# Problem description
Below are some records. Pull every line that contains the word "Valverde".

════════

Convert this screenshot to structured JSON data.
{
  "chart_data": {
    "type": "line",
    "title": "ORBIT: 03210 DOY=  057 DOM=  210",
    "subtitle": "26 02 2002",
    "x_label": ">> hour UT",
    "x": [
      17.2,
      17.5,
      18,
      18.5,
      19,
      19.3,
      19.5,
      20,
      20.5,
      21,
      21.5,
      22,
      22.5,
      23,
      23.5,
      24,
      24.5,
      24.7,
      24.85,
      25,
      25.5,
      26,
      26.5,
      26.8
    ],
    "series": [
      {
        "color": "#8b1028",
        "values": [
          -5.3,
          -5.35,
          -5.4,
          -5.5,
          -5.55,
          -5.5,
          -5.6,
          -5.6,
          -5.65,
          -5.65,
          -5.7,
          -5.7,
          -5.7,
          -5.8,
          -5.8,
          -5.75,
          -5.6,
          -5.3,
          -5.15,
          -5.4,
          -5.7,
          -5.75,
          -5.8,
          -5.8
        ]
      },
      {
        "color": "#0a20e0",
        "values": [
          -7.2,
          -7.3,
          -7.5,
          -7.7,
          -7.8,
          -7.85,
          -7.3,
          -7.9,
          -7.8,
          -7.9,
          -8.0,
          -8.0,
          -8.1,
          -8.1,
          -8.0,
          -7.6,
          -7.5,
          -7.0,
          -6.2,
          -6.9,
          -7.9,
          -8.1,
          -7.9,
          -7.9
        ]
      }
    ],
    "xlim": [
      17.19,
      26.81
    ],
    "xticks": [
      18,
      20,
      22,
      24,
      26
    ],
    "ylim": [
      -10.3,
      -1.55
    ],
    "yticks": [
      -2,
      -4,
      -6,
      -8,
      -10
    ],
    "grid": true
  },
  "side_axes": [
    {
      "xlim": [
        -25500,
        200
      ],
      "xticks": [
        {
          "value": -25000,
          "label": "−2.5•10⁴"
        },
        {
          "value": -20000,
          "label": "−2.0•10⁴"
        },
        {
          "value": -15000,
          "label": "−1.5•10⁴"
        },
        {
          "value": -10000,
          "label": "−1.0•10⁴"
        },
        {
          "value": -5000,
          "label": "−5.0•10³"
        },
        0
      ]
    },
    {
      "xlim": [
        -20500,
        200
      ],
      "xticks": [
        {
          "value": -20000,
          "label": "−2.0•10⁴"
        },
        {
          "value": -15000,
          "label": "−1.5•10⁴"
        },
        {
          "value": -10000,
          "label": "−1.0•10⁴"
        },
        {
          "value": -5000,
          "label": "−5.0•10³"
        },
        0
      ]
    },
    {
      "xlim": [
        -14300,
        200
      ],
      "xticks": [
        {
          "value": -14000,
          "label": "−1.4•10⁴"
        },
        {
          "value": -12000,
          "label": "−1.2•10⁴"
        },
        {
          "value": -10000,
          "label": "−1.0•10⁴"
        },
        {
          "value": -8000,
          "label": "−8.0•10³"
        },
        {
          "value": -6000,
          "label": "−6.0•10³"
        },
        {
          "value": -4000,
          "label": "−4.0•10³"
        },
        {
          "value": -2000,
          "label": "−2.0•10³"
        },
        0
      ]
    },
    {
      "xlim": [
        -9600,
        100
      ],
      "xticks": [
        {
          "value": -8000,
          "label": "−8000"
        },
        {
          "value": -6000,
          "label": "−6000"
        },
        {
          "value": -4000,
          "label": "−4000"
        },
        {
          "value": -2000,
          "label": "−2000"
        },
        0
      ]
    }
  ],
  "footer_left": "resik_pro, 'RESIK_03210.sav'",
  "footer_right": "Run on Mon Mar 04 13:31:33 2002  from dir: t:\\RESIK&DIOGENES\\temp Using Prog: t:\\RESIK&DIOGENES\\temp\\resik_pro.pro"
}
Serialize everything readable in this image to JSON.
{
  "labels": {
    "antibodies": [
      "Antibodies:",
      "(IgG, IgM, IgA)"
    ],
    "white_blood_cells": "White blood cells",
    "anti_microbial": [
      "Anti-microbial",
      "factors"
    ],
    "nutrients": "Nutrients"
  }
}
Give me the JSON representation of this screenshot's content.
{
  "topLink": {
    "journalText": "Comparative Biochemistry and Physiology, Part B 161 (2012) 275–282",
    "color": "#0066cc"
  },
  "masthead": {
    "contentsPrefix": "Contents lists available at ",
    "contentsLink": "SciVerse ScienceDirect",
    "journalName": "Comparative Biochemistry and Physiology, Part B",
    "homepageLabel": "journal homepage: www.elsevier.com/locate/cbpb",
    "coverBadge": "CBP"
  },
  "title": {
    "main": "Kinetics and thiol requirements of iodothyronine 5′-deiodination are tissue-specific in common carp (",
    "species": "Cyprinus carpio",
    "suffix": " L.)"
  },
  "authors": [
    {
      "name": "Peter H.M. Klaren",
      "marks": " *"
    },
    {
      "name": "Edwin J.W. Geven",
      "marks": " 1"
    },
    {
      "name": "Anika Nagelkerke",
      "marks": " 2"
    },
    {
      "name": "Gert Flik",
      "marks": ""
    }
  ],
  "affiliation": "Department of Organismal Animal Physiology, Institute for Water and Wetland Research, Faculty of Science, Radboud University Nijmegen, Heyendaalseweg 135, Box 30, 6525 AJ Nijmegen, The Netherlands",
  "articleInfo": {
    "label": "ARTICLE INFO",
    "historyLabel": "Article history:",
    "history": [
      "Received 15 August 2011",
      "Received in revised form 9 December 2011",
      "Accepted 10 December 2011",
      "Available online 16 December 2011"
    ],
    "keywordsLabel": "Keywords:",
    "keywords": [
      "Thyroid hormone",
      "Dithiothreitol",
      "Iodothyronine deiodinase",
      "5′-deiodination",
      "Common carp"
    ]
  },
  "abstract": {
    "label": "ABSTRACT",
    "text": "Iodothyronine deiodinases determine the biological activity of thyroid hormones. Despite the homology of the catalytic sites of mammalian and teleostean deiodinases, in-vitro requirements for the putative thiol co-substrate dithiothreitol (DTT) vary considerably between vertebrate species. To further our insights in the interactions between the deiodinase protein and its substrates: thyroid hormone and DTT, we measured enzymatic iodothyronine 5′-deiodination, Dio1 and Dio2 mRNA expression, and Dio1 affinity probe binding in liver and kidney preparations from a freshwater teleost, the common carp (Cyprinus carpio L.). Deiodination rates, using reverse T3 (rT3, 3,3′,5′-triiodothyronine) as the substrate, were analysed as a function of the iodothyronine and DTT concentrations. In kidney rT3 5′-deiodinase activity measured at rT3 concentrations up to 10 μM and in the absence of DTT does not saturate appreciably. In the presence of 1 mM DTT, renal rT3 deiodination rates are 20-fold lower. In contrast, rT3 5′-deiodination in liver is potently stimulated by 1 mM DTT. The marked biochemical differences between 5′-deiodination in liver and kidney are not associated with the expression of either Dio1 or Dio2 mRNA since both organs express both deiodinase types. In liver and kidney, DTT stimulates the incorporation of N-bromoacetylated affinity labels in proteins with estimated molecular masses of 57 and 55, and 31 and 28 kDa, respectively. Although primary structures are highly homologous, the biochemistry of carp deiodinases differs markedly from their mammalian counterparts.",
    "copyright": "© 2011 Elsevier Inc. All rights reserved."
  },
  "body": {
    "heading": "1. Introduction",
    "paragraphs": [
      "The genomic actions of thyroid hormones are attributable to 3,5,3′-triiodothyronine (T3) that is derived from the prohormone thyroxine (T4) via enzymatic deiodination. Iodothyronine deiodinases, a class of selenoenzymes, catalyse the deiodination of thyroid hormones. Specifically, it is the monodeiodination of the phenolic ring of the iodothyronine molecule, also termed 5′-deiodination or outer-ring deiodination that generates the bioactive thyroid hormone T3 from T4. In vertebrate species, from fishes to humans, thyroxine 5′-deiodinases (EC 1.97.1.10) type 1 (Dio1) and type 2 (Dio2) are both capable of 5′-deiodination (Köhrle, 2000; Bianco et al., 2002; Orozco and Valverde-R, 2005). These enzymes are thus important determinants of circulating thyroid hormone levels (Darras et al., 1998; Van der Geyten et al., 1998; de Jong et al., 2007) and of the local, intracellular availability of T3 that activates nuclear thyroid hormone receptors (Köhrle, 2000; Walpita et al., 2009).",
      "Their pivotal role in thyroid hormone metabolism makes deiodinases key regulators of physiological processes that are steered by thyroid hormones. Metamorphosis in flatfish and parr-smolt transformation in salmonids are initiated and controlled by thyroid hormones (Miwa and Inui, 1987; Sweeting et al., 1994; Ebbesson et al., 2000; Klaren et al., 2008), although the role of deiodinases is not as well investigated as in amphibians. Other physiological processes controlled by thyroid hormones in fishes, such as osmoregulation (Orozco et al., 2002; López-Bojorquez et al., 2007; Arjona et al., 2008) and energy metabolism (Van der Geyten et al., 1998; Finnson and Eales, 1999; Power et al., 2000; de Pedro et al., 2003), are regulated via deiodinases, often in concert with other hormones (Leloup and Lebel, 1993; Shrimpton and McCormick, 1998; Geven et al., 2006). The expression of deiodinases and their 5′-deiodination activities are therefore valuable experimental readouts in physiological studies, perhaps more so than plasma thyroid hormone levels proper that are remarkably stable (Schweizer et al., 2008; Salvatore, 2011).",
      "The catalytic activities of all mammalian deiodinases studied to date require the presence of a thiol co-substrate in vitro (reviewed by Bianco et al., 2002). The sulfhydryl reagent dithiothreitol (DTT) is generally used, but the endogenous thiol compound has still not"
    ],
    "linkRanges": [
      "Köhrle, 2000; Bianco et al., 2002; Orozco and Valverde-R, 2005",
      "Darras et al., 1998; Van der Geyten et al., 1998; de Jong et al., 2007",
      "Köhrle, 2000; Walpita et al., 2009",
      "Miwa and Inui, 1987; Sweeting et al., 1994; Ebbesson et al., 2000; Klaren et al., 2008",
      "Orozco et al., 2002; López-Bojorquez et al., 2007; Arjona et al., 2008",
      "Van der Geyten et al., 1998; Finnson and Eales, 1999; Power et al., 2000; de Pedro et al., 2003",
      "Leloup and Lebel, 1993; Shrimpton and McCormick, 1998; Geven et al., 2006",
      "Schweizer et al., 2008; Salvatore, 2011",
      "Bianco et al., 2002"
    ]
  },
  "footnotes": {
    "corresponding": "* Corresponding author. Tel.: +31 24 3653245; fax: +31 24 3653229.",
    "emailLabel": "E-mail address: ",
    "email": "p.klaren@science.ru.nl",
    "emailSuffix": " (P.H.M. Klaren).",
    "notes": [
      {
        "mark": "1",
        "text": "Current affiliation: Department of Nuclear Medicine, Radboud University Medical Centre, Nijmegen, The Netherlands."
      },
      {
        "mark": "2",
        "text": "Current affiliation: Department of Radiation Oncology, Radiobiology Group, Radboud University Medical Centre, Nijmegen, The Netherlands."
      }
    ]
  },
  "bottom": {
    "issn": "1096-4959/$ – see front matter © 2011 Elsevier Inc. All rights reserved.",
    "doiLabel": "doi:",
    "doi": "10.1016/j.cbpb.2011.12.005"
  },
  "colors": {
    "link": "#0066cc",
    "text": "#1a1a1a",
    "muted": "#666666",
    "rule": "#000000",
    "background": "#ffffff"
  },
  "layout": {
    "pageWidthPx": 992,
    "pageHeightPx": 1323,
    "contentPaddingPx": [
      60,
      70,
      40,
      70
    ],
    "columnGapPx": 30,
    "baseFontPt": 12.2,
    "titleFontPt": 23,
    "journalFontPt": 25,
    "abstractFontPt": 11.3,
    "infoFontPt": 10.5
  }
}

════════

# Task response
      "The genomic actions of thyroid hormones are attributable to 3,5,3′-triiodothyronine (T3) that is derived from the prohormone thyroxine (T4) via enzymatic deiodination. Iodothyronine deiodinases, a class of selenoenzymes, catalyse the deiodination of thyroid hormones. Specifically, it is the monodeiodination of the phenolic ring of the iodothyronine molecule, also termed 5′-deiodination or outer-ring deiodination that generates the bioactive thyroid hormone T3 from T4. In vertebrate species, from fishes to humans, thyroxine 5′-deiodinases (EC 1.97.1.10) type 1 (Dio1) and type 2 (Dio2) are both capable of 5′-deiodination (Köhrle, 2000; Bianco et al., 2002; Orozco and Valverde-R, 2005). These enzymes are thus important determinants of circulating thyroid hormone levels (Darras et al., 1998; Van der Geyten et al., 1998; de Jong et al., 2007) and of the local, intracellular availability of T3 that activates nuclear thyroid hormone receptors (Köhrle, 2000; Walpita et al., 2009).",
      "Köhrle, 2000; Bianco et al., 2002; Orozco and Valverde-R, 2005",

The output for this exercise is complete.